## Requirements
Copy out the lines that include the word "turida".

## Dataset items
::::

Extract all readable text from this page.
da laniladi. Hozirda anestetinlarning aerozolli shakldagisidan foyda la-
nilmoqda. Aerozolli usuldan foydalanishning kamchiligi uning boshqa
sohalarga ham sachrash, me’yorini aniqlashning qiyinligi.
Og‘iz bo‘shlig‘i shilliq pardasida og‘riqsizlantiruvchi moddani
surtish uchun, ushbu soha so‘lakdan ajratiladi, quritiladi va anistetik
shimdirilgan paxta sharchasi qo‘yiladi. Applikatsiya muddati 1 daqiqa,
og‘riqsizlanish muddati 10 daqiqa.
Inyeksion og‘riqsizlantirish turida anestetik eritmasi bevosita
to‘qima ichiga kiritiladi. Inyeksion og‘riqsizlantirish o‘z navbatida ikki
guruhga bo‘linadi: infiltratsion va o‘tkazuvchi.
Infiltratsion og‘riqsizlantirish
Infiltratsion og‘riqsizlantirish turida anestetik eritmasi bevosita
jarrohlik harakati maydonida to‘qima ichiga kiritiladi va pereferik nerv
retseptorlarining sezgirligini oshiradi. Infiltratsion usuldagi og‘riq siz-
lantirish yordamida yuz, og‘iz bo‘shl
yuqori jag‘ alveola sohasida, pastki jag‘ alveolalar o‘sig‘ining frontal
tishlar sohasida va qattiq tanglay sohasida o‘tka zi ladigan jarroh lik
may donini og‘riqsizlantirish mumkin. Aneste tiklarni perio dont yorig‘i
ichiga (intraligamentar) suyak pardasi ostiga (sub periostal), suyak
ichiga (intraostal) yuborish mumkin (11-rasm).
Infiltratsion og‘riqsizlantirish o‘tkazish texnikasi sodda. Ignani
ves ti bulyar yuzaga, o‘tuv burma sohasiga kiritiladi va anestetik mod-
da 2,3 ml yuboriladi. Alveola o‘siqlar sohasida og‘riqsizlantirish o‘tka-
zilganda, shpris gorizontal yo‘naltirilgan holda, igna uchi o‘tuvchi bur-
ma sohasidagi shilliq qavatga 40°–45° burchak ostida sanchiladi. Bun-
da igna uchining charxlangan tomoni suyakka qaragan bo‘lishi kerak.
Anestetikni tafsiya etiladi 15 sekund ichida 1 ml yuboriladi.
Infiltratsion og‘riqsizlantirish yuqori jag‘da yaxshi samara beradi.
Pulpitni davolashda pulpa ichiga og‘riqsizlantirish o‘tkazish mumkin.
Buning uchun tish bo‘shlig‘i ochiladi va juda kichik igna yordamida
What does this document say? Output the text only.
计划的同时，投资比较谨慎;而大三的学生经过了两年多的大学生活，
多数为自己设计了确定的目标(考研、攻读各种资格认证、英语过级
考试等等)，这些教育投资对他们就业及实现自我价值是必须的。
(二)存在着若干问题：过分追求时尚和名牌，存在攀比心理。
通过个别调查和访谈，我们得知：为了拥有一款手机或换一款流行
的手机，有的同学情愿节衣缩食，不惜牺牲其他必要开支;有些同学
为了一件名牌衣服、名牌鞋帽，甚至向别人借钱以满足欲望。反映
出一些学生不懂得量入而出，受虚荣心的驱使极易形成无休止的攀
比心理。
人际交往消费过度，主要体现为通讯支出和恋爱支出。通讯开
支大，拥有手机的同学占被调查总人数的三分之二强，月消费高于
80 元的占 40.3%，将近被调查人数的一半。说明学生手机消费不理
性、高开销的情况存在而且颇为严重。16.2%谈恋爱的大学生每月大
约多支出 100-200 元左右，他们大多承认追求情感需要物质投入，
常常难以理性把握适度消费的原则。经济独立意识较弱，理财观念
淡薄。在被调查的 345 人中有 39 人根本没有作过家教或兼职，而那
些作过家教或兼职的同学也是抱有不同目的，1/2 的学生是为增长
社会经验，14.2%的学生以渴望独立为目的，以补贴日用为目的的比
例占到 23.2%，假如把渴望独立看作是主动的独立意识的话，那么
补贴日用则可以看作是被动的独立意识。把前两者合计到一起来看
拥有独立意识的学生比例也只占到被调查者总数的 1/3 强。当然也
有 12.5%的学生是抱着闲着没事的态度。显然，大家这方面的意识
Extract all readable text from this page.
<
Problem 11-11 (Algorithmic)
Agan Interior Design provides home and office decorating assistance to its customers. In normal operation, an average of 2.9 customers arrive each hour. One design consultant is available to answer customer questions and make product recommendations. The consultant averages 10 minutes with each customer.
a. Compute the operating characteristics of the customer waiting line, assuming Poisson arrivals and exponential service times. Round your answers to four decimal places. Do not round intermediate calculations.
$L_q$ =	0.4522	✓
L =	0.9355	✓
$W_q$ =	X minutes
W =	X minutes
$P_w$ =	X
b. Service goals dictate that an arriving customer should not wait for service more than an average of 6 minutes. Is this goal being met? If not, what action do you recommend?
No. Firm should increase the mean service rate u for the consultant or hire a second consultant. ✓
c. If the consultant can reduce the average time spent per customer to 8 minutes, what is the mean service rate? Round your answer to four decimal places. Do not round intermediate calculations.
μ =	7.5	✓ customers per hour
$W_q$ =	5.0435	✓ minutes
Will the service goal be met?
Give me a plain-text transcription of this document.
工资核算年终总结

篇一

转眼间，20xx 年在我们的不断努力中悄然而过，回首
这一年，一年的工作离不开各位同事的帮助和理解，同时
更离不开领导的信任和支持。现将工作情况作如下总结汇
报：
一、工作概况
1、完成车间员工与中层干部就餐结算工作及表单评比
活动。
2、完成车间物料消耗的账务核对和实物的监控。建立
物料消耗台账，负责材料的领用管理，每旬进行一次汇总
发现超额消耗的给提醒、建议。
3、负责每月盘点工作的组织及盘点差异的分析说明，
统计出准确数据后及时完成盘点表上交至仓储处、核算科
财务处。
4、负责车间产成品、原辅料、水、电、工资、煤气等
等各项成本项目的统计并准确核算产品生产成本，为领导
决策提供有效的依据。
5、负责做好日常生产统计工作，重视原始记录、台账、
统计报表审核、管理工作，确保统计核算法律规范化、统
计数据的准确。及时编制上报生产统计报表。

::::

## The output
Inyeksion og‘riqsizlantirish turida anestetik eritmasi bevosita
Infiltratsion og‘riqsizlantirish turida anestetik eritmasi bevosita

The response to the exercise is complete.